[Written task 1]
Copy the rows word for word, beginning with the first line of the rows and stopping after the line that contains "- svg-text:716/11: 716/11: [625, 502, 644, 508]".

[Text provided]

┌──

Game Ten Recap...  Brian Weikle

Going into the second game, I'm exhausted. It's been a long day already, I've got another game to play, and I need to come from quite a ways back. I'm guardedly confident, but I know I have my work cut out.


Categories come up, and they look very promising for me. I got off to my usual slow start, but then I got into a rhythm. I was extremely focused, so much so that I didn't go immediately to the element spelling category.
I just didn't get around to it. This worked to my advantage as I had built up a decent score before getting the DD. If I was ever going to have a true Daily Double, this was the time. I needed a big score, and I know the periodic table very well. No way could I miss that, and I didn't.
That gave me a nice boost of confidence.


Coming out of Round One I've got a nice lead. Not taking anything for granted however.


DJ starts, and again the categories look favorable for me. I'm a Minnesotan
playing against two Georgians, and I get Wisconsin Places. Someone must want me to win this thing! I go for that category right away and get another DD. I've still got a nice lead, but I wager $4000 on the theory that this game won't be a runaway anyway, so I just want to not give anything away.
Turns out the question was an easy one, but I've still got a healthy lead.


At this point Mark and Eric quite obviously started hunting for the other DD. If I'd gotten it, things would have been much easier, but unfortunately Mark found it first.


I need to go on record and say that I don't think Mark's answer should have been accepted. I know that in theory you get as much time as you need for the DD, but he took a LONG time, and didn't begin to answer even after being prompted by Alex. You can't tell by watching the show, but they stopped tape for an excruciatingly long time to figure out whether to accept it or not. It definitely "quelled the mo" as Maggie would say.


This is not sour grapes; I'm not saying that this affected the outcome of the
game. I'm just saying that I didn't agree with the call then, and after watching it today I still don't. That's just my opinion, and again please don't take it as a complaint.


It took awhile to shake off the cobwebs after that, so both players started to
gain on me. At some point Eric realized he was out of it, so some of the
intensity went out of him, but he still came up with some great answers.
At the end of the round I had $22,000 to Mark's $17something.
Pretty impressive totals for both of us, if I do say so myself.

└──

[Written task 2]
In the game ten recap, how much did the writer wager on the Daily Double found in the Wisconsin Places category?

[Supplied entries]

┌──

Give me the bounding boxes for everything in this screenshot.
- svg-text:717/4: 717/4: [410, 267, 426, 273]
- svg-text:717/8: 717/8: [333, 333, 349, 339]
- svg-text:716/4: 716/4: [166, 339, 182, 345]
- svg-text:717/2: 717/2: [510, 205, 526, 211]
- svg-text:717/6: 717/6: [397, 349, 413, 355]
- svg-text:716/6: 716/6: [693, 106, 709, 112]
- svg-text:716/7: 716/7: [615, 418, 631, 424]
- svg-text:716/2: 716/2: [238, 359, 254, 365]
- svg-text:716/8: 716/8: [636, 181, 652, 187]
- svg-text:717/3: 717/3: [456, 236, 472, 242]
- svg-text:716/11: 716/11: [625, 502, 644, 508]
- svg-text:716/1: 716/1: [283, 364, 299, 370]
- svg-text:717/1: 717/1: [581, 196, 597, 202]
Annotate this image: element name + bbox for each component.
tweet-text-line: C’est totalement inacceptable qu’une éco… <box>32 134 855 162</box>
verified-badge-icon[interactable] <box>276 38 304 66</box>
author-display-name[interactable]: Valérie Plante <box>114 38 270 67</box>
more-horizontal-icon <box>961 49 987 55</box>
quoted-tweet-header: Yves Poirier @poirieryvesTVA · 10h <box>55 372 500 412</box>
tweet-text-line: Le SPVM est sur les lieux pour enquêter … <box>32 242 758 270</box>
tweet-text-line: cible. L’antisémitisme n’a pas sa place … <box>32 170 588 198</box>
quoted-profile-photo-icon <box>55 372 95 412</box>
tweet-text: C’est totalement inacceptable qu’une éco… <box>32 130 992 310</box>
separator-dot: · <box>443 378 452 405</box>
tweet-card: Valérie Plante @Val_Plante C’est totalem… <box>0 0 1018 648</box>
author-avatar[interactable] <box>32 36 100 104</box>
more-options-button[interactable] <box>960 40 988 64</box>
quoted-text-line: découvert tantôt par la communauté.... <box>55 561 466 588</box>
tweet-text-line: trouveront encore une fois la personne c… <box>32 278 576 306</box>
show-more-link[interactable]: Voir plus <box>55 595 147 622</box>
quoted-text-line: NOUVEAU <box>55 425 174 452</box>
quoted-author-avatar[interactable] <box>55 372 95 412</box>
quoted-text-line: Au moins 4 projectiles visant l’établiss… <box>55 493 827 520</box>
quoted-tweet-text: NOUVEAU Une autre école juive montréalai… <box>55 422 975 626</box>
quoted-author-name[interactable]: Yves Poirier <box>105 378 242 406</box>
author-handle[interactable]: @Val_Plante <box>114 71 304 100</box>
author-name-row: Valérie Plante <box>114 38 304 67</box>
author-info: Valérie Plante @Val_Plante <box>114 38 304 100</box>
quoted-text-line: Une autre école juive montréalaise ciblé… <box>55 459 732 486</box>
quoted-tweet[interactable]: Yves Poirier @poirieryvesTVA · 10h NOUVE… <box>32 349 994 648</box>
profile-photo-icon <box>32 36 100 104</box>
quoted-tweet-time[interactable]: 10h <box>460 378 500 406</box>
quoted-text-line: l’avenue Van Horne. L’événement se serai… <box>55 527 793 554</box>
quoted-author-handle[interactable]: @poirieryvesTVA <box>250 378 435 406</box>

└──

[Task solution 1]
Give me the bounding boxes for everything in this screenshot.
- svg-text:717/4: 717/4: [410, 267, 426, 273]
- svg-text:717/8: 717/8: [333, 333, 349, 339]
- svg-text:716/4: 716/4: [166, 339, 182, 345]
- svg-text:717/2: 717/2: [510, 205, 526, 211]
- svg-text:717/6: 717/6: [397, 349, 413, 355]
- svg-text:716/6: 716/6: [693, 106, 709, 112]
- svg-text:716/7: 716/7: [615, 418, 631, 424]
- svg-text:716/2: 716/2: [238, 359, 254, 365]
- svg-text:716/8: 716/8: [636, 181, 652, 187]
- svg-text:717/3: 717/3: [456, 236, 472, 242]
- svg-text:716/11: 716/11: [625, 502, 644, 508]

[Task solution 2]
$4000